**SUPPLIED RECORDS:**
===============
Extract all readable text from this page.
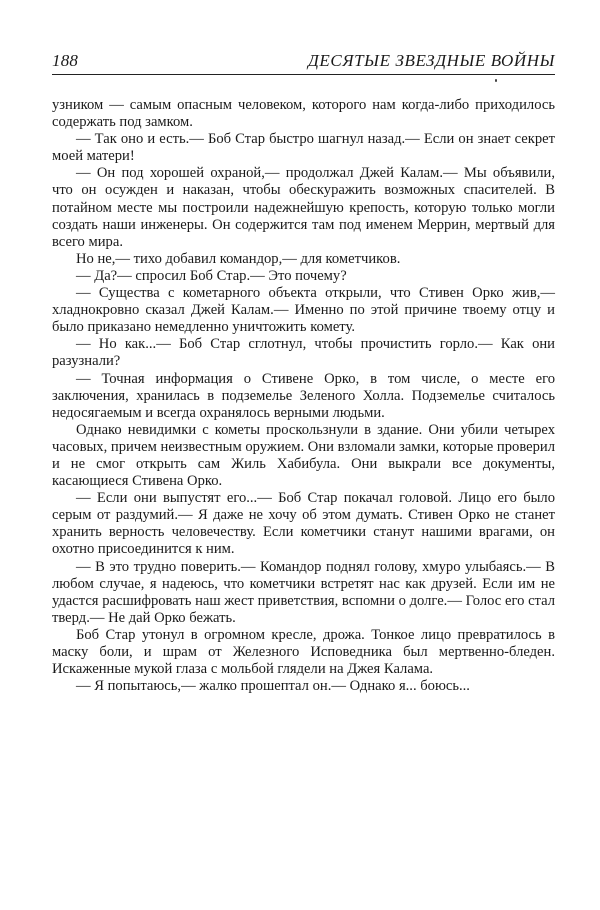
188	ДЕСЯТЫЕ ЗВЕЗДНЫЕ ВОЙНЫ

узником — самым опасным человеком, которого нам когда-либо приходилось содержать под замком.

— Так оно и есть.— Боб Стар быстро шагнул назад.— Если он знает секрет моей матери!

— Он под хорошей охраной,— продолжал Джей Калам.— Мы объявили, что он осужден и наказан, чтобы обескуражить возможных спасителей. В потайном месте мы построили надежнейшую крепость, которую только могли создать наши инженеры. Он содержится там под именем Меррин, мертвый для всего мира.

Но не,— тихо добавил командор,— для кометчиков.

— Да?— спросил Боб Стар.— Это почему?

— Существа с кометарного объекта открыли, что Стивен Орко жив,— хладнокровно сказал Джей Калам.— Именно по этой причине твоему отцу и было приказано немедленно уничтожить комету.

— Но как...— Боб Стар сглотнул, чтобы прочистить горло.— Как они разузнали?

— Точная информация о Стивене Орко, в том числе, о месте его заключения, хранилась в подземелье Зеленого Холла. Подземелье считалось недосягаемым и всегда охранялось верными людьми.

Однако невидимки с кометы проскользнули в здание. Они убили четырех часовых, причем неизвестным оружием. Они взломали замки, которые проверил и не смог открыть сам Жиль Хабибула. Они выкрали все документы, касающиеся Стивена Орко.

— Если они выпустят его...— Боб Стар покачал головой. Лицо его было серым от раздумий.— Я даже не хочу об этом думать. Стивен Орко не станет хранить верность человечеству. Если кометчики станут нашими врагами, он охотно присоединится к ним.

— В это трудно поверить.— Командор поднял голову, хмуро улыбаясь.— В любом случае, я надеюсь, что кометчики встретят нас как друзей. Если им не удастся расшифровать наш жест приветствия, вспомни о долге.— Голос его стал тверд.— Не дай Орко бежать.

Боб Стар утонул в огромном кресле, дрожа. Тонкое лицо превратилось в маску боли, и шрам от Железного Исповедника был мертвенно-бледен. Искаженные мукой глаза с мольбой глядели на Джея Калама.

— Я попытаюсь,— жалко прошептал он.— Однако я... боюсь...
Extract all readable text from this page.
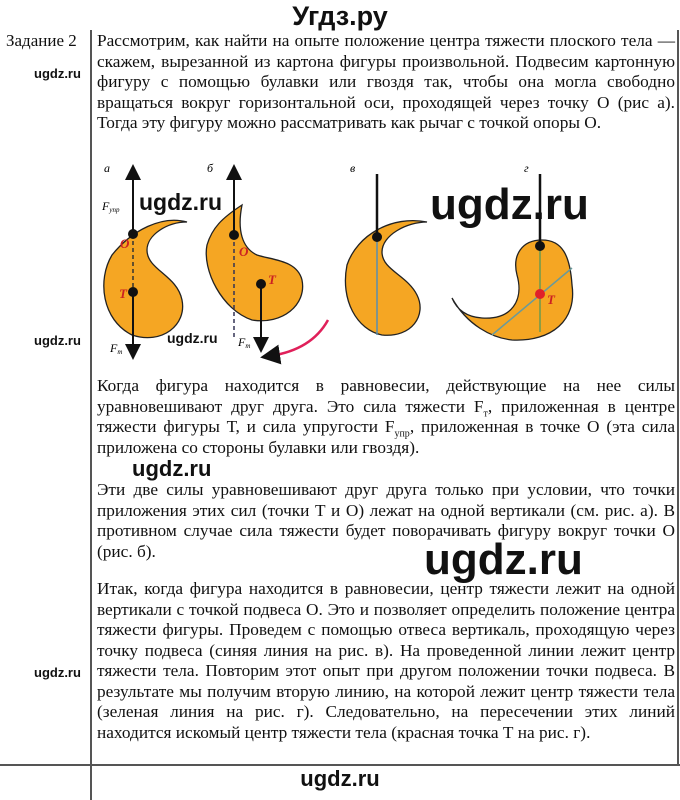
Угдз.ру
Задание 2
ugdz.ru
ugdz.ru
ugdz.ru

Рассмотрим, как найти на опыте положение центра тяжести плоского тела — скажем, вырезанной из картона фигуры произвольной. Подвесим картонную фигуру с помощью булавки или гвоздя так, чтобы она могла свободно вращаться вокруг горизонтальной оси, проходящей через точку О (рис а). Тогда эту фигуру можно рассматривать как рычаг с точкой опоры О.

O
T
а
Fупр
Fт
O
T
б
Fт
в
T
г
ugdz.ru
ugdz.ru
ugdz.ru

Когда фигура находится в равновесии, действующие на нее силы уравновешивают друг друга. Это сила тяжести $F_т$, приложенная в центре тяжести фигуры Т, и сила упругости $F_{упр}$, приложенная в точке О (эта сила приложена со стороны булавки или гвоздя).

ugdz.ru

Эти две силы уравновешивают друг друга только при условии, что точки приложения этих сил (точки Т и О) лежат на одной вертикали (см. рис. а). В противном случае сила тяжести будет поворачивать фигуру вокруг точки О (рис. б).	ugdz.ru

Итак, когда фигура находится в равновесии, центр тяжести лежит на одной вертикали с точкой подвеса О. Это и позволяет определить положение центра тяжести фигуры. Проведем с помощью отвеса вертикаль, проходящую через точку подвеса (синяя линия на рис. в). На проведенной линии лежит центр тяжести тела. Повторим этот опыт при другом положении точки подвеса. В результате мы получим вторую линию, на которой лежит центр тяжести тела (зеленая линия на рис. г). Следовательно, на пересечении этих линий находится искомый центр тяжести тела (красная точка Т на рис. г).

ugdz.ru
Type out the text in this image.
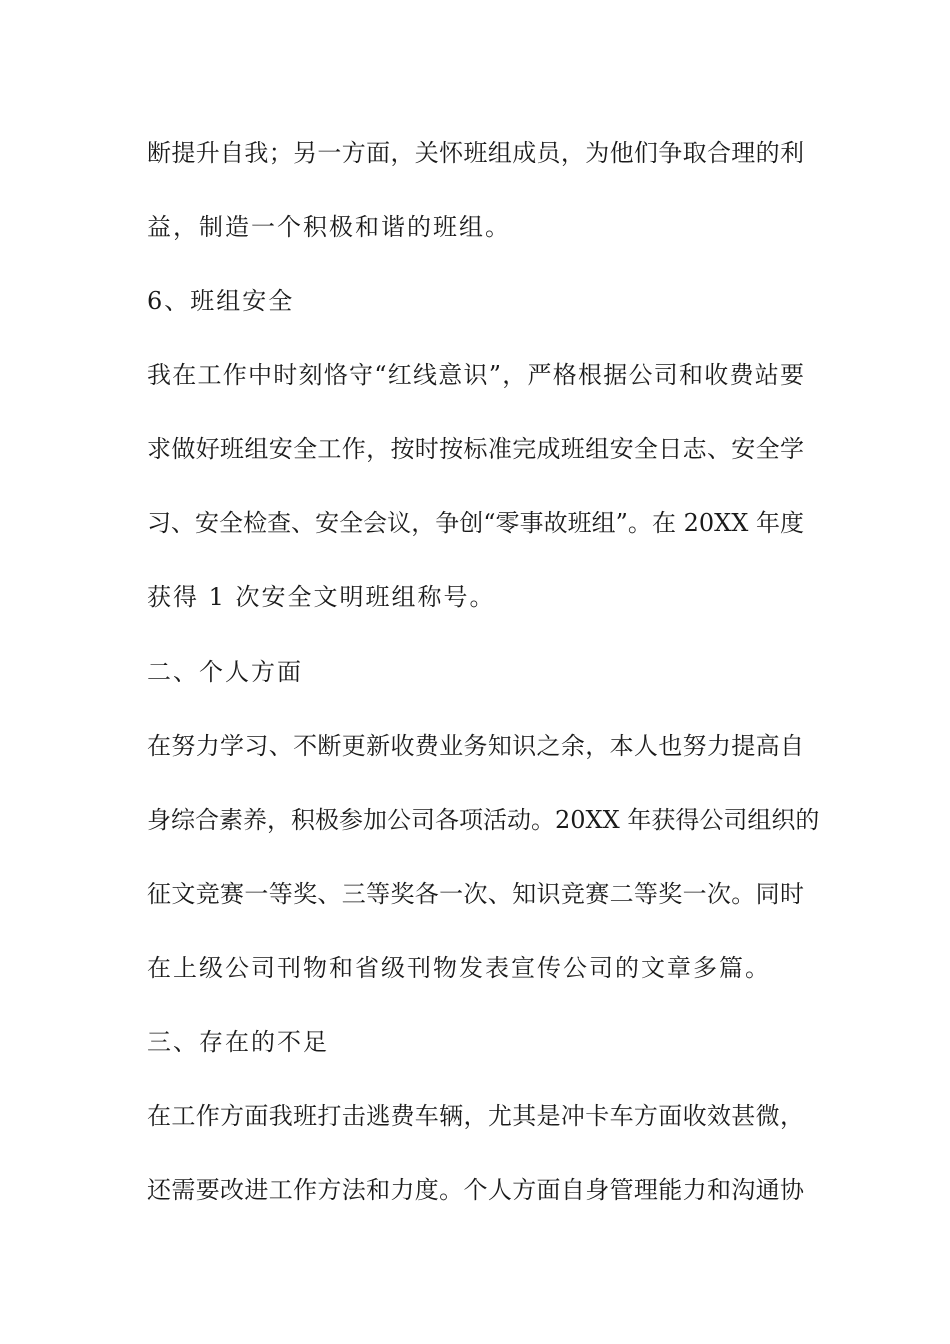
断提升自我；另一方面，关怀班组成员，为他们争取合理的利
益，制造一个积极和谐的班组。
6、班组安全
我在工作中时刻恪守“红线意识”，严格根据公司和收费站要
求做好班组安全工作，按时按标准完成班组安全日志、安全学
习、安全检查、安全会议，争创“零事故班组”。在 20XX 年度
获得 1 次安全文明班组称号。
二、个人方面
在努力学习、不断更新收费业务知识之余，本人也努力提高自
身综合素养，积极参加公司各项活动。20XX 年获得公司组织的
征文竞赛一等奖、三等奖各一次、知识竞赛二等奖一次。同时
在上级公司刊物和省级刊物发表宣传公司的文章多篇。
三、存在的不足
在工作方面我班打击逃费车辆，尤其是冲卡车方面收效甚微，
还需要改进工作方法和力度。个人方面自身管理能力和沟通协
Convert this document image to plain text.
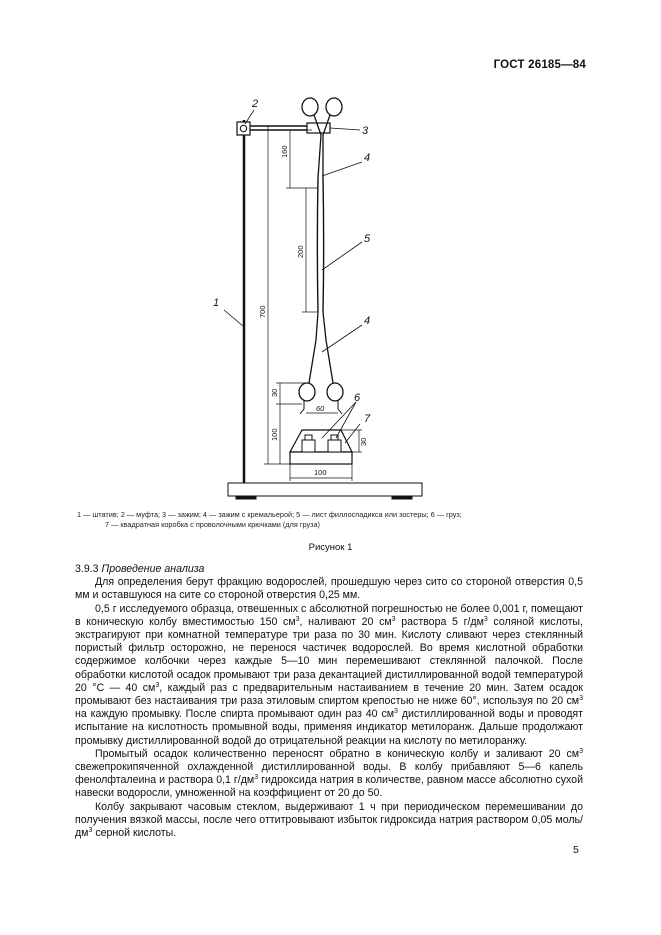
ГОСТ 26185—84
2
3
4
5
4
6
7
1
160
200
700
30
100
60
30
100
1 — штатив; 2 — муфта; 3 — зажим; 4 — зажим с кремальерой; 5 — лист филлоспадикса или зостеры; 6 — груз;
7 — квадратная коробка с проволочными крючками (для груза)
Рисунок 1

3.9.3 Проведение анализа

Для определения берут фракцию водорослей, прошедшую через сито со стороной отверстия 0,5 мм и оставшуюся на сите со стороной отверстия 0,25 мм.

0,5 г исследуемого образца, отвешенных с абсолютной погрешностью не более 0,001 г, помещают в коническую колбу вместимостью 150 $см^3$, наливают 20 $см^3$ раствора 5 $г/дм^3$ соляной кислоты, экстрагируют при комнатной температуре три раза по 30 мин. Кислоту сливают через стеклянный пористый фильтр осторожно, не перенося частичек водорослей. Во время кислотной обработки содержимое колбочки через каждые 5—10 мин перемешивают стеклянной палочкой. После обработки кислотой осадок промывают три раза декантацией дистиллированной водой температурой 20 °С — 40 $см^3$, каждый раз с предварительным настаиванием в течение 20 мин. Затем осадок промывают без настаивания три раза этиловым спиртом крепостью не ниже 60°, используя по 20 $см^3$ на каждую промывку. После спирта промывают один раз 40 $см^3$ дистиллированной воды и проводят испытание на кислотность промывной воды, применяя индикатор метилоранж. Дальше продолжают промывку дистиллированной водой до отрицательной реакции на кислоту по метилоранжу.

Промытый осадок количественно переносят обратно в коническую колбу и заливают 20 $см^3$ свежепрокипяченной охлажденной дистиллированной воды. В колбу прибавляют 5—6 капель фенолфталеина и раствора 0,1 $г/дм^3$ гидроксида натрия в количестве, равном массе абсолютно сухой навески водоросли, умноженной на коэффициент от 20 до 50.

Колбу закрывают часовым стеклом, выдерживают 1 ч при периодическом перемешивании до получения вязкой массы, после чего оттитровывают избыток гидроксида натрия раствором 0,05 моль/$дм^3$ серной кислоты.

5
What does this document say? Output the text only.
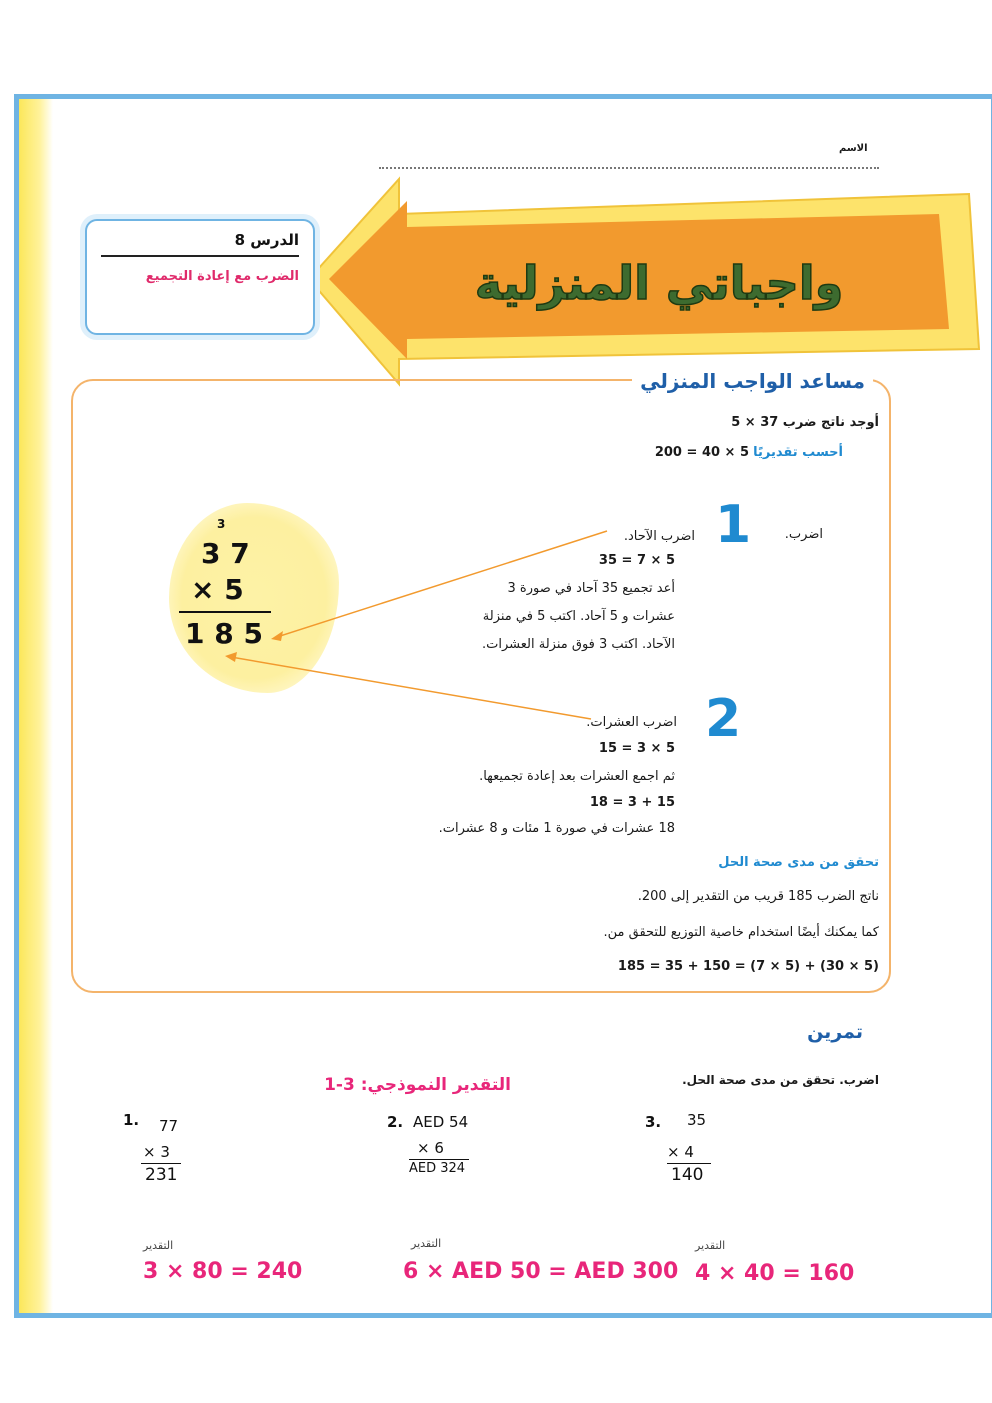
الاسم
واجباتي المنزلية
الدرس 8
الضرب مع إعادة التجميع
مساعد الواجب المنزلي
أوجد ناتج ضرب 37 × 5
أحسب تقديريًا 5 × 40 = 200
3
3 7
× 5
1 8 5
اضرب.
1
اضرب الآحاد.
5 × 7 = 35
أعد تجميع 35 آحاد في صورة 3
عشرات و 5 آحاد. اكتب 5 في منزلة
الآحاد. اكتب 3 فوق منزلة العشرات.
2
اضرب العشرات.
5 × 3 = 15
ثم اجمع العشرات بعد إعادة تجميعها.
15 + 3 = 18
18 عشرات في صورة 1 مئات و 8 عشرات.
تحقق من مدى صحة الحل
ناتج الضرب 185 قريب من التقدير إلى 200.
كما يمكنك أيضًا استخدام خاصية التوزيع للتحقق من.
(5 × 30) + (5 × 7) = 150 + 35 = 185
تمرين
اضرب. تحقق من مدى صحة الحل.
التقدير النموذجي: 3-1
1. 77
× 3
231
2. AED 54
× 6
AED 324
3. 35
× 4
140
التقدير
3 × 80 = 240
التقدير
6 × AED 50 = AED 300
التقدير
4 × 40 = 160
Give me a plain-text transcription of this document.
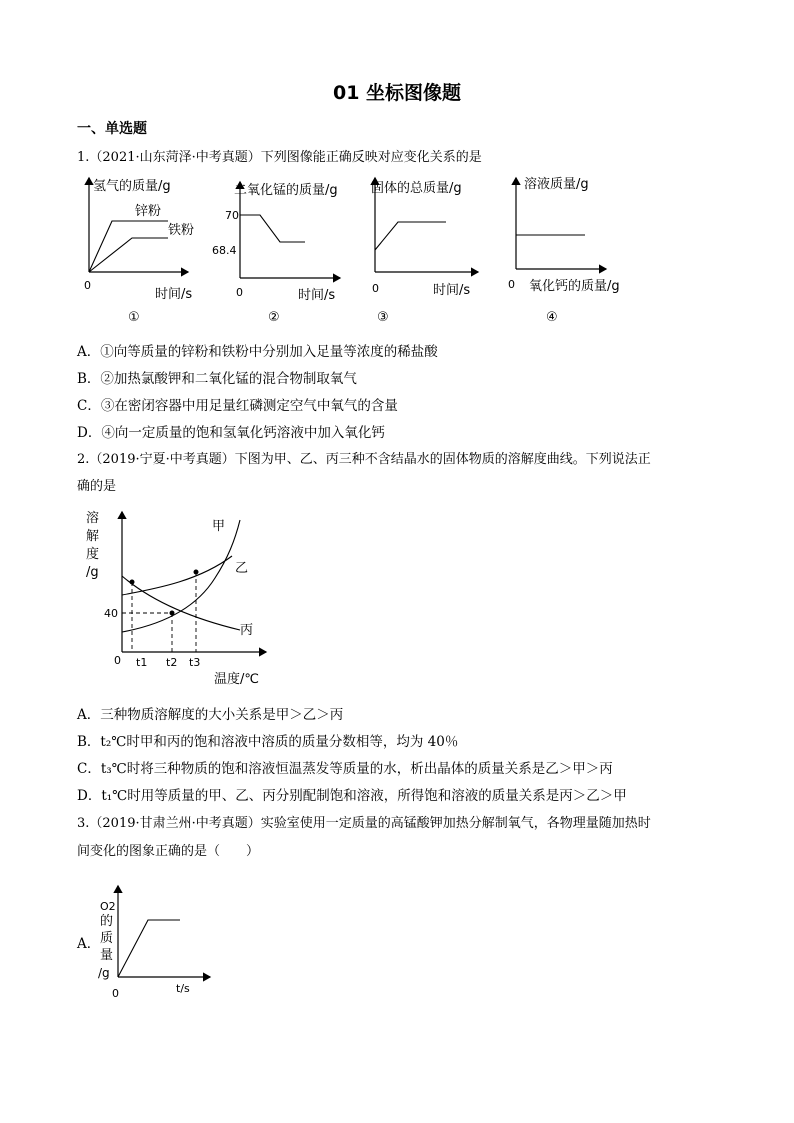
01 坐标图像题
一、单选题
1.（2021·山东菏泽·中考真题）下列图像能正确反映对应变化关系的是
氢气的质量/g
锌粉
铁粉
0
时间/s
①
二氧化锰的质量/g
70
68.4
0	时间/s
②
固体的总质量/g
0	时间/s
③
溶液质量/g
0 氧化钙的质量/g
④
A．①向等质量的锌粉和铁粉中分别加入足量等浓度的稀盐酸
B．②加热氯酸钾和二氧化锰的混合物制取氧气
C．③在密闭容器中用足量红磷测定空气中氧气的含量
D．④向一定质量的饱和氢氧化钙溶液中加入氧化钙
2.（2019·宁夏·中考真题）下图为甲、乙、丙三种不含结晶水的固体物质的溶解度曲线。下列说法正
确的是
溶
解
度
/g
40
0 t1 t2 t3
温度/℃
甲
乙
丙
A．三种物质溶解度的大小关系是甲＞乙＞丙
B．t₂℃时甲和丙的饱和溶液中溶质的质量分数相等，均为 40％
C．t₃℃时将三种物质的饱和溶液恒温蒸发等质量的水，析出晶体的质量关系是乙＞甲＞丙
D．t₁℃时用等质量的甲、乙、丙分别配制饱和溶液，所得饱和溶液的质量关系是丙＞乙＞甲
3.（2019·甘肃兰州·中考真题）实验室使用一定质量的高锰酸钾加热分解制氧气，各物理量随加热时
间变化的图象正确的是（　　）
A．
O2
的
质
量
/g
0	t/s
===============
**OBJECTIVE:**
Filter the records down to the lines that contain the string "уравновешивают", and copy those lines.

**EXERCISE SOLUTION:**
Когда фигура находится в равновесии, действующие на нее силы уравновешивают друг друга. Это сила тяжести $F_т$, приложенная в центре тяжести фигуры Т, и сила упругости $F_{упр}$, приложенная в точке О (эта сила приложена со стороны булавки или гвоздя).
Эти две силы уравновешивают друг друга только при условии, что точки приложения этих сил (точки Т и О) лежат на одной вертикали (см. рис. а). В противном случае сила тяжести будет поворачивать фигуру вокруг точки О (рис. б).	ugdz.ru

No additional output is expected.